* Exercise objective:
Say how many lines of the material below contain the word "Yield", with no other words.

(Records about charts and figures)
(begin)

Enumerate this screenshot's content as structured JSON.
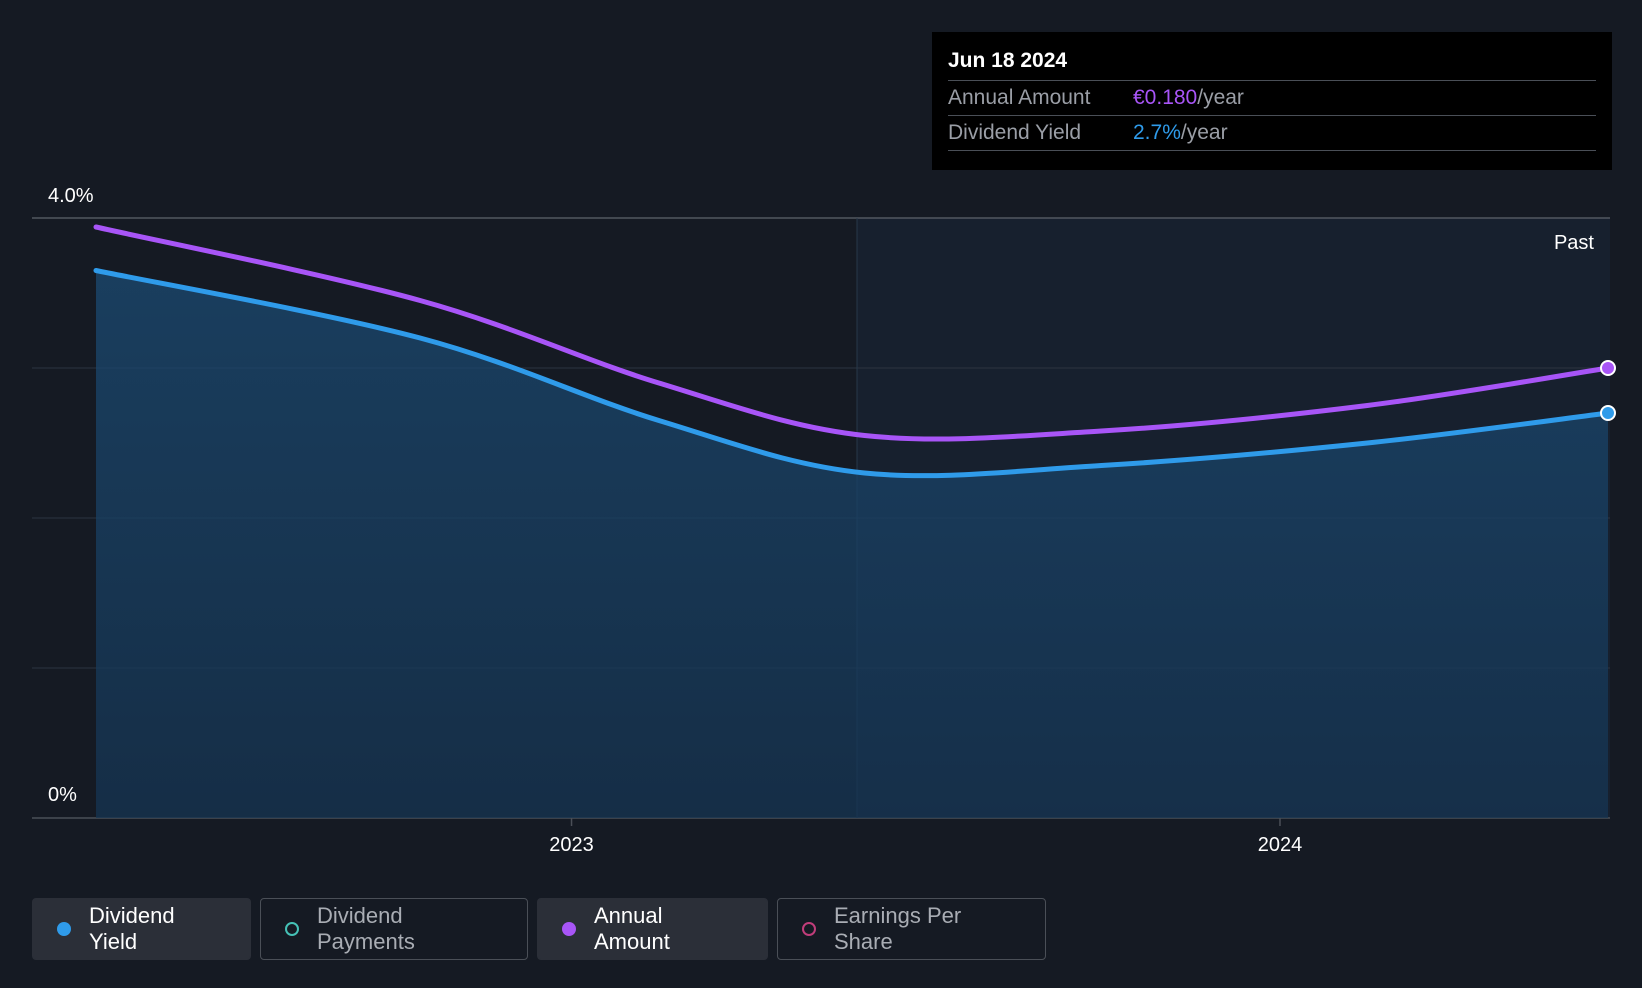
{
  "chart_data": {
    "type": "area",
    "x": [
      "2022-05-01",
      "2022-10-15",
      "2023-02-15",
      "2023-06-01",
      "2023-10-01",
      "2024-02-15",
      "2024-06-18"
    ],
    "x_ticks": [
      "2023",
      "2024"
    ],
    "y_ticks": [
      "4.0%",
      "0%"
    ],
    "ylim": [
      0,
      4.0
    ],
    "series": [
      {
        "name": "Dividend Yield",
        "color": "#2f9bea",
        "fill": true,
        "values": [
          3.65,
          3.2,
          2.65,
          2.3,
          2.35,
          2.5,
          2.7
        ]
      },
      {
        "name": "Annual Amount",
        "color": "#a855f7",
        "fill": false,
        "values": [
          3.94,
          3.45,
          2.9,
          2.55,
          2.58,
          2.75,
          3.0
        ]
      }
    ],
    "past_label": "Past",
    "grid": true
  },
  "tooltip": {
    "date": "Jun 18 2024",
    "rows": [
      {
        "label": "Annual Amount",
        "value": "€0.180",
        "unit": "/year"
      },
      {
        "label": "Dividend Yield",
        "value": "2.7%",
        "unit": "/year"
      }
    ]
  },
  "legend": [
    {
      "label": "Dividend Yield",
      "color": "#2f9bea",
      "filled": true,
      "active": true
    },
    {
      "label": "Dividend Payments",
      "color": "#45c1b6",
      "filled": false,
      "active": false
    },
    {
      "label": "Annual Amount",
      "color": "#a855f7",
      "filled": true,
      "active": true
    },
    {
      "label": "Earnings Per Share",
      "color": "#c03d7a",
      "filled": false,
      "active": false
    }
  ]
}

(end)

* Task output:
3